**** Selected extract
Focus Addition -- This is almost a great flaw. I like the story aspect, I like that magicians can get 'addicted' to their power, in a way. The -2 to drain per level, though, may be a bit too much. Without that, the flaw is probably too easy for the points, but with it it might be too much. It might have been better if it was more limited -- for instance, -2 to drain tests where a focus isn't used. As is, it very quickly eats in to the extra dice you get from a focus, so you come out better off to have avoided focii altogether. I feel flaws should be a tradeoff, not a complete negation.

Geas -- I'm glad these are back in the game. I think these are well done flaws, in that they add drawbacks for a magician, but at the same time add a good amount of story and character. There are some balance issues between types of Geas, though -- for instance, performing only magic your mentor spirit gives a bonus to is surely much more harsh than praying towards mecca once a day. The latter requires only that you are conscious (you won't be casting spells if you aren't) and know which direction mecca is! Heck, you don't even need that, just pray in every direction.

I'm also very glad to see symbolic and sympathetic links brought back. It really helps with making ritual sorcery as useful and powerful as it should be. Though, I wonder if "recently handled" objects make it too powerful -- but the idea of a cabal of magicians setting up shop in the freezer room of a Stuffer Shack in order to take advantage of those rules is funny enough I let it slide. Besides, it requires metamatic to use, which itself balances things nicely. I do wish it was a little more clear for those of us who are a bit slow -- the first time I read the symbolic link section I missed the very first sentence, the one that begins with "Initiates with the Sympathetic Linking metamagic..."

I have one writing pet peeve under "acquiring geas during play." The character is not "literally under the gun" when summoning a powerful free spirit -- his is figuratively under the gun, which is the exact opposite. Using "literally" with a figure of speech grates on me.

I do like "acquiring a geas during play" but I'm not sure how I feel about "way of the burnout." I know these are "optional" rules, but way of the burnout worries me. It really affects how characters view Geas. Without burnout, they are a hinderance -- taking a character out of his element or comfort zone and it decreases his abilities. With burnout, they are a ticking time bomb; a one-way road to mundane neighborhood. As each one is a ten-point flaw, maybe that's appropriate. I'm still undecided. I guess that's why I'm glad it's an optional rule. smile.gif

I'm a little sad that Adepts and Geas got put in the Tweaking the Rules section -- I rather liked that rule in previous editions. It was, though, a little too easy to abuse. ("The adept must be in combat to not break this geas. Woohoo, killing hands for 75% cost!")
********
**** Data section
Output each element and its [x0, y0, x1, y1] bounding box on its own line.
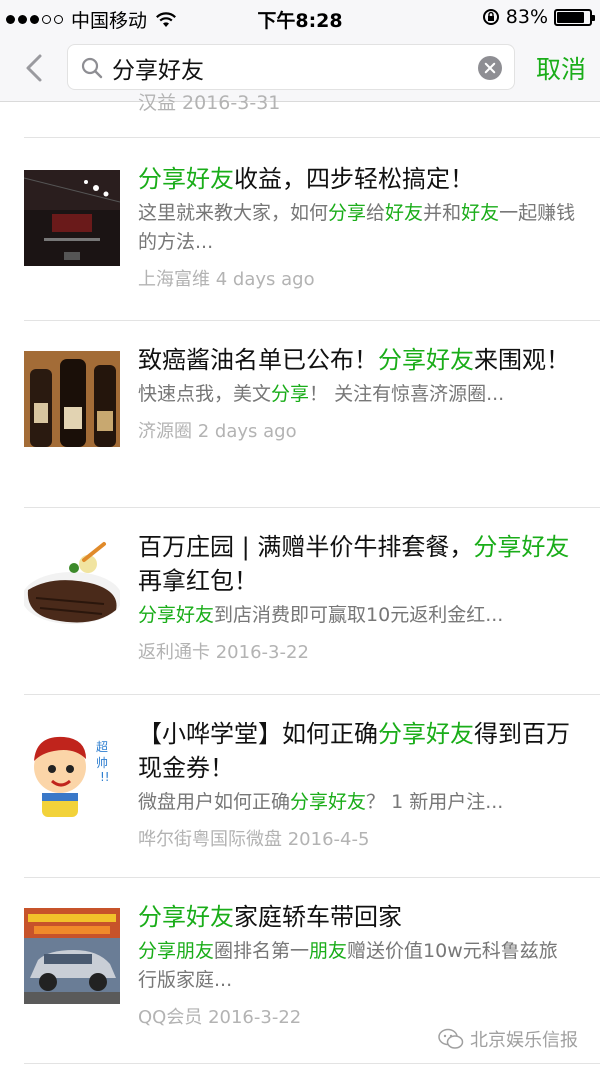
highlight-text: 分享	[271, 383, 310, 405]
highlight-text: 分享	[328, 202, 367, 224]
desc-text: 微盘用户如何正确	[138, 791, 291, 813]
previous-item-fragment: 汉益 2016-3-31	[24, 92, 600, 138]
watermark: 北京娱乐信报	[438, 1026, 578, 1052]
search-results-list: 汉益 2016-3-31 分享好友收益，四步轻松搞定！ 这里就来教大家，如何分享…	[0, 92, 600, 1064]
result-description: 这里就来教大家，如何分享给好友并和好友一起赚钱的方法...	[138, 199, 576, 257]
result-time: 4 days ago	[215, 269, 315, 290]
highlight-text: 好友	[385, 202, 424, 224]
search-icon	[81, 57, 103, 79]
desc-text: ！ 关注有惊喜济源圈...	[309, 383, 505, 405]
search-input[interactable]	[112, 51, 492, 85]
result-thumbnail	[24, 170, 120, 266]
result-source: 济源圈	[138, 421, 192, 442]
search-box[interactable]	[67, 44, 515, 90]
svg-text:超: 超	[96, 739, 108, 754]
highlight-text: 好友	[461, 202, 500, 224]
result-item[interactable]: 致癌酱油名单已公布！分享好友来围观！ 快速点我，美文分享！ 关注有惊喜济源圈..…	[24, 321, 600, 508]
result-item[interactable]: 百万庄园 | 满赠半价牛排套餐，分享好友再拿红包！ 分享好友到店消费即可赢取10…	[24, 508, 600, 695]
desc-text: 圈排名第一	[214, 940, 310, 962]
highlight-text: 朋友	[309, 940, 348, 962]
result-description: 分享好友到店消费即可赢取10元返利金红...	[138, 601, 576, 630]
highlight-text: 分享好友	[138, 903, 234, 931]
result-time: 2016-3-22	[215, 642, 309, 663]
battery-percent: 83%	[505, 6, 548, 28]
result-description: 快速点我，美文分享！ 关注有惊喜济源圈...	[138, 380, 576, 409]
title-text: 家庭轿车带回家	[234, 903, 402, 931]
search-header: 取消	[0, 34, 600, 102]
result-source: 上海富维	[138, 269, 210, 290]
result-source: 返利通卡	[138, 642, 210, 663]
result-title: 分享好友收益，四步轻松搞定！	[138, 162, 576, 196]
result-description: 分享朋友圈排名第一朋友赠送价值10w元科鲁兹旅行版家庭...	[138, 937, 576, 995]
back-chevron-icon[interactable]	[20, 48, 50, 88]
desc-text: 到店消费即可赢取10元返利金红...	[214, 604, 504, 626]
svg-text:帅: 帅	[96, 756, 108, 770]
result-item[interactable]: 分享好友收益，四步轻松搞定！ 这里就来教大家，如何分享给好友并和好友一起赚钱的方…	[24, 138, 600, 321]
title-text: 再拿红包！	[138, 567, 258, 595]
desc-text: 这里就来教大家，如何	[138, 202, 329, 224]
result-description: 微盘用户如何正确分享好友？ 1 新用户注...	[138, 788, 576, 817]
highlight-text: 分享好友	[473, 533, 570, 561]
result-item[interactable]: 超 帅 !! 【小哗学堂】如何正确分享好友得到百万现金券！ 微盘用户如何正确分享…	[24, 695, 600, 878]
result-thumbnail: 超 帅 !!	[24, 725, 120, 821]
result-time: 2016-4-5	[287, 829, 370, 850]
title-text: 来围观！	[474, 346, 570, 374]
desc-text: 给	[366, 202, 386, 224]
title-text: 百万庄园 | 满赠半价牛排套餐，	[138, 533, 474, 561]
battery-icon	[554, 8, 595, 26]
result-meta: 济源圈 2 days ago	[138, 419, 576, 445]
cancel-button[interactable]: 取消	[536, 50, 586, 86]
result-title: 分享好友家庭轿车带回家	[138, 900, 576, 934]
title-text: 收益，四步轻松搞定！	[234, 165, 474, 193]
svg-text:!!: !!	[100, 770, 110, 784]
result-thumbnail	[24, 351, 120, 447]
highlight-text: 分享朋友	[138, 940, 215, 962]
result-title: 百万庄园 | 满赠半价牛排套餐，分享好友再拿红包！	[138, 530, 576, 598]
result-title: 致癌酱油名单已公布！分享好友来围观！	[138, 343, 576, 377]
desc-text: ？ 1 新用户注...	[366, 791, 504, 813]
result-thumbnail	[24, 908, 120, 1004]
highlight-text: 分享好友	[378, 346, 474, 374]
result-title: 【小哗学堂】如何正确分享好友得到百万现金券！	[138, 717, 576, 785]
result-source: 哗尔街粤国际微盘	[138, 829, 282, 850]
title-text: 【小哗学堂】如何正确	[138, 720, 378, 748]
status-bar: 中国移动 下午8:28 83%	[0, 0, 600, 34]
title-text: 致癌酱油名单已公布！	[138, 346, 378, 374]
previous-item-meta: 汉益 2016-3-31	[138, 92, 281, 114]
result-meta: 返利通卡 2016-3-22	[138, 640, 576, 666]
result-time: 2016-3-22	[208, 1007, 302, 1028]
wechat-logo-icon	[438, 1028, 464, 1049]
result-meta: 上海富维 4 days ago	[138, 267, 576, 293]
result-meta: 哗尔街粤国际微盘 2016-4-5	[138, 827, 576, 853]
desc-text: 快速点我，美文	[138, 383, 272, 405]
highlight-text: 分享好友	[138, 604, 215, 626]
clear-icon[interactable]	[478, 56, 502, 80]
highlight-text: 分享好友	[290, 791, 367, 813]
result-thumbnail	[24, 538, 120, 634]
highlight-text: 分享好友	[378, 720, 474, 748]
result-time: 2 days ago	[197, 421, 297, 442]
rotation-lock-icon	[482, 9, 499, 25]
watermark-text: 北京娱乐信报	[470, 1030, 578, 1051]
highlight-text: 分享好友	[138, 165, 234, 193]
result-source: QQ会员	[138, 1007, 203, 1028]
desc-text: 并和	[423, 202, 462, 224]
********
# [Your tasks]
A – Name each thing the rules review says the writer is glad about.
B – In the rules review, what more limited drain penalty does the writer suggest for the flaw about magicians getting addicted to their focus?

# [Final results]
A –
- Geas being back in the game
- Symbolic and sympathetic links being brought back
- Way of the burnout being an optional rule

B – A -2 to drain tests where a focus isn't used.